_Description of the task:_ State how many lines of the entries hold the string "icon", and nothing more.

_Collected data entries:_
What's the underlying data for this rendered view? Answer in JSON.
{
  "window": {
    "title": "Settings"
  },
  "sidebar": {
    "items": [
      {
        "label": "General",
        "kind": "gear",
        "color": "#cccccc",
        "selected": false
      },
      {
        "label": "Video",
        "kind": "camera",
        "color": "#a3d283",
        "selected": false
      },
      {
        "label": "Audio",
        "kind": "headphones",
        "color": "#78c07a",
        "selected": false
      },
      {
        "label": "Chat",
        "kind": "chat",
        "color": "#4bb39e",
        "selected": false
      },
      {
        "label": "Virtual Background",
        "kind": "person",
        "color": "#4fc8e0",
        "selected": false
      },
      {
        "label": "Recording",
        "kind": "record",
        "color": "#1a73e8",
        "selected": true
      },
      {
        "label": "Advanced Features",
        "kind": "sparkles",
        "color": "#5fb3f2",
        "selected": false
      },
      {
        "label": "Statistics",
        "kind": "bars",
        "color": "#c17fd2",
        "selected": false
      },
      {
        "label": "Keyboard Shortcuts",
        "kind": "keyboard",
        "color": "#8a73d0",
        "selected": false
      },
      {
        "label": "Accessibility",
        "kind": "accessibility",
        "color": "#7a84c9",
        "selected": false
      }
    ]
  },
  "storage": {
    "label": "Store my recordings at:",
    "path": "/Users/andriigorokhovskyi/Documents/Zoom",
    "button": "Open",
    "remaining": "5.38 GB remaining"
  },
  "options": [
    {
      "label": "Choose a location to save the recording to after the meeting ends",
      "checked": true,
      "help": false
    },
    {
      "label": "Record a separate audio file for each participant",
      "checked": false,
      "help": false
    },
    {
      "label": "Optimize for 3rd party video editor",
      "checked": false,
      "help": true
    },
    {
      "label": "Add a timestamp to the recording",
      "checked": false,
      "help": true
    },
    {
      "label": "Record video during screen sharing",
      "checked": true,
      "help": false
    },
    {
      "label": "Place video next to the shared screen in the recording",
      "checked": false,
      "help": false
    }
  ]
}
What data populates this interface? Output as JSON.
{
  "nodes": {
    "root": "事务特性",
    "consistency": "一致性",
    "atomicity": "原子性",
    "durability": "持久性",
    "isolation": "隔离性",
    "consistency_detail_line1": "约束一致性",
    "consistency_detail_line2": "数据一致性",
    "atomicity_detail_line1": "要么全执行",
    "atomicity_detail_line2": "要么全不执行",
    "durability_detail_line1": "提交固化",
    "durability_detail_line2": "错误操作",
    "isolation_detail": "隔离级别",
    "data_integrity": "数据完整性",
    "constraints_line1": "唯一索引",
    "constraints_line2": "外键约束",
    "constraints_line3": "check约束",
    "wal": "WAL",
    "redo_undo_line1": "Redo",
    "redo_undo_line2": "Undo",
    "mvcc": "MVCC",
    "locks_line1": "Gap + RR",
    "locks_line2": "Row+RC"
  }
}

==

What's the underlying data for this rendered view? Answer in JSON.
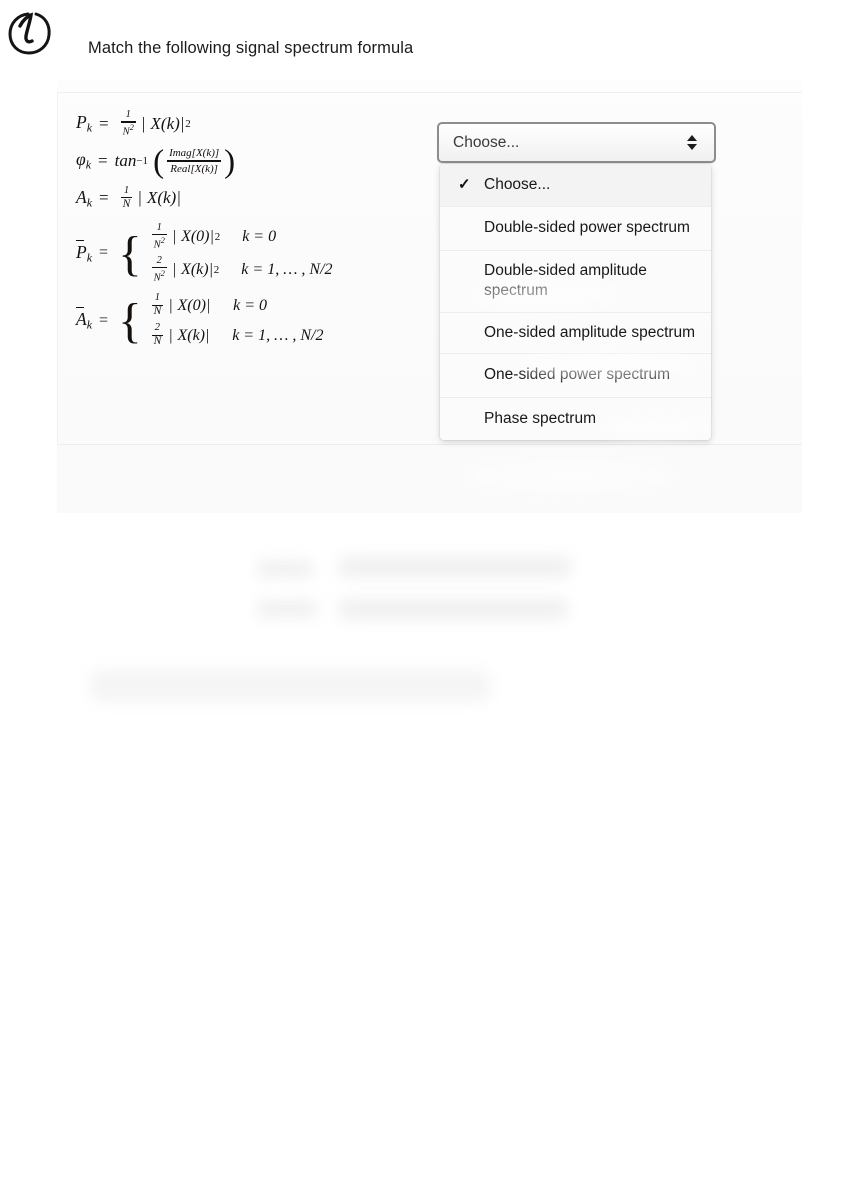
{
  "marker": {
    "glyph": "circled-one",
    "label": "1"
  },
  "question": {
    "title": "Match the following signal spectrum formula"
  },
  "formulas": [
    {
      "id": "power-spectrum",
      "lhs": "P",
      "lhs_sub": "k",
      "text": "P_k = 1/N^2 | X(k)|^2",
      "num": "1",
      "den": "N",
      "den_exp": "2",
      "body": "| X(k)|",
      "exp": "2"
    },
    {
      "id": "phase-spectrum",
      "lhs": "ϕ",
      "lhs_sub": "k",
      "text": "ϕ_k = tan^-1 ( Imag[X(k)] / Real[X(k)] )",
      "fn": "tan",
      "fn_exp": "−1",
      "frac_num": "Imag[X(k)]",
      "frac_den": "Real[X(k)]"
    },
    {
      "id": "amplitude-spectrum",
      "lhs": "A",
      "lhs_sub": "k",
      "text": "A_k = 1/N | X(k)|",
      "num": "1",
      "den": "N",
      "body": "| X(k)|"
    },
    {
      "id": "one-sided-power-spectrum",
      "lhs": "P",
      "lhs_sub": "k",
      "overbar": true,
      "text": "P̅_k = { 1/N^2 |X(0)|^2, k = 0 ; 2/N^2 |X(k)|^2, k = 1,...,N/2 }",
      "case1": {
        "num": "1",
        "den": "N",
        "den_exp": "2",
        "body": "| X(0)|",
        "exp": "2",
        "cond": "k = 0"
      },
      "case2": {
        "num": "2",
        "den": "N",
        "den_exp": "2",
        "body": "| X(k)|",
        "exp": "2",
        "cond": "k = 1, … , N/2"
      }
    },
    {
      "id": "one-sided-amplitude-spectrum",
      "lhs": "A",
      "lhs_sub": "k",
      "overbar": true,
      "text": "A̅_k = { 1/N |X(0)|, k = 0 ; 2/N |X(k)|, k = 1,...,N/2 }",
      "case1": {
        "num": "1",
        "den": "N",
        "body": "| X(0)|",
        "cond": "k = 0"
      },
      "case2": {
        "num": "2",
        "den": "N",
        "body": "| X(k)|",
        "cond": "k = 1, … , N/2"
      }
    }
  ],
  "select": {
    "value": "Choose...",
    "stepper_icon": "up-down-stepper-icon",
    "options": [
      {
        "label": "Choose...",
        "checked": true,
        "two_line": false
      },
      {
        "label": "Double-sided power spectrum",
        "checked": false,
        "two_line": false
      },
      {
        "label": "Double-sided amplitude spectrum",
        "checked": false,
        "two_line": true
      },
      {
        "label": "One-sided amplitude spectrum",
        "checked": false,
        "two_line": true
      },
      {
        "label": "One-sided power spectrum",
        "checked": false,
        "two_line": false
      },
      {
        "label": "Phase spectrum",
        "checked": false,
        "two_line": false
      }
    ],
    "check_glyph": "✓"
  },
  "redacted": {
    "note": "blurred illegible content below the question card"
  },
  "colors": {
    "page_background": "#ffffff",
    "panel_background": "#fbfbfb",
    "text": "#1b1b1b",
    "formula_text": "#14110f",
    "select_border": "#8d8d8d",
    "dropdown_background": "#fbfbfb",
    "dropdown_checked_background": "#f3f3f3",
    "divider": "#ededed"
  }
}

==

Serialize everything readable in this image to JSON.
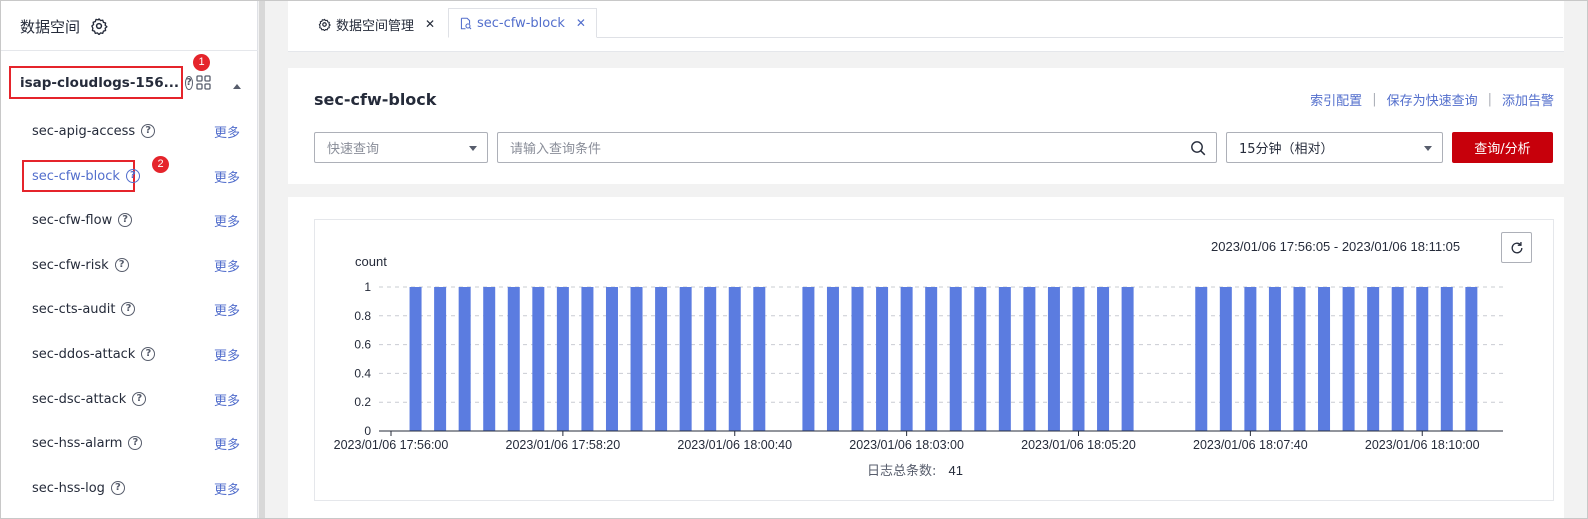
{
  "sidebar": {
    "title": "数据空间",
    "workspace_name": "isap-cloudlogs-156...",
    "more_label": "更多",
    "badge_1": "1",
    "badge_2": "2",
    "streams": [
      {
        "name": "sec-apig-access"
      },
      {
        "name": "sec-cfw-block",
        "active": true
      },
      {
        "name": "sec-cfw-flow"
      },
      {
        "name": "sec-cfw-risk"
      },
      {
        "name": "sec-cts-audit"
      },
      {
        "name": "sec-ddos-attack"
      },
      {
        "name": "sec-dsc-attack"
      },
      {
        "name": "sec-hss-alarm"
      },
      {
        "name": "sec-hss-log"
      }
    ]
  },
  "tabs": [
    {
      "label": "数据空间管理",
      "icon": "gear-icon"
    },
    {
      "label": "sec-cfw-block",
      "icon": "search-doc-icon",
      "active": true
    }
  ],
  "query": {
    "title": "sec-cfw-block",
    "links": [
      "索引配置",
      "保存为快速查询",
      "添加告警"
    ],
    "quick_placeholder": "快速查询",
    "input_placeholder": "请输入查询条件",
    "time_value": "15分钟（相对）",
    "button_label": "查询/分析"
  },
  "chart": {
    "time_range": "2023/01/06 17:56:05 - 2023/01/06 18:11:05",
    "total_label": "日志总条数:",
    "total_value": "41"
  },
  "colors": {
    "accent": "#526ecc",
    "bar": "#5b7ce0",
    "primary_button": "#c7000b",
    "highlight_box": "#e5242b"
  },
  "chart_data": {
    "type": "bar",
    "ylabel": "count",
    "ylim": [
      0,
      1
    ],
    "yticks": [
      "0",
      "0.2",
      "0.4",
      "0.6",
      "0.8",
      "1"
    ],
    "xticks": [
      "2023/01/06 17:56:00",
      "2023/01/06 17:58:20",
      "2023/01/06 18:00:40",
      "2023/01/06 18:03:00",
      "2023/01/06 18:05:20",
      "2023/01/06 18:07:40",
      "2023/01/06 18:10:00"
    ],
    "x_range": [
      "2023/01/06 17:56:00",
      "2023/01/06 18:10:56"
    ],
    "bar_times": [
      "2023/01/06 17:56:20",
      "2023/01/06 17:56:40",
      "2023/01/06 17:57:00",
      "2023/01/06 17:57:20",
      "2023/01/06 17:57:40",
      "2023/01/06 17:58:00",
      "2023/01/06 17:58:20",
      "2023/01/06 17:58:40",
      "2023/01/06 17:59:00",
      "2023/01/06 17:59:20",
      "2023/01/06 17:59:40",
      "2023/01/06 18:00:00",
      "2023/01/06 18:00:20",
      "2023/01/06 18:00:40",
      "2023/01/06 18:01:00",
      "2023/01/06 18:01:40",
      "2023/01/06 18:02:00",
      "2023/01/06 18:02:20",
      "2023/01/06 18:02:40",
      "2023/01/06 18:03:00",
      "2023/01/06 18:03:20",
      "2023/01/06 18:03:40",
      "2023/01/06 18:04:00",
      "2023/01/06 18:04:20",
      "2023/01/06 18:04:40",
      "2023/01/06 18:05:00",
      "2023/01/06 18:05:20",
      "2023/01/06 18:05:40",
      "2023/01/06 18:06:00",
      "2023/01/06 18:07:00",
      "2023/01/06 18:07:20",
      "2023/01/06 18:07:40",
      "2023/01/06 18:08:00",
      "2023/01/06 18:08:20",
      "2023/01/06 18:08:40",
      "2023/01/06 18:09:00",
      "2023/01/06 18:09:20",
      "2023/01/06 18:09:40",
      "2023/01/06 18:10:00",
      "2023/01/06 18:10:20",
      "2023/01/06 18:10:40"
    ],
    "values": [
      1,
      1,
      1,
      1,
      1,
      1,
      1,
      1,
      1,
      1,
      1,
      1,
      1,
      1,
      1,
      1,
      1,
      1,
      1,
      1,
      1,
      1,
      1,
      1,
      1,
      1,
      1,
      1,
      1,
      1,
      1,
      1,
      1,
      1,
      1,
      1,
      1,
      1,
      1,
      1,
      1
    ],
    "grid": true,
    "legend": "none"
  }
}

_Response to the exercise:_ 3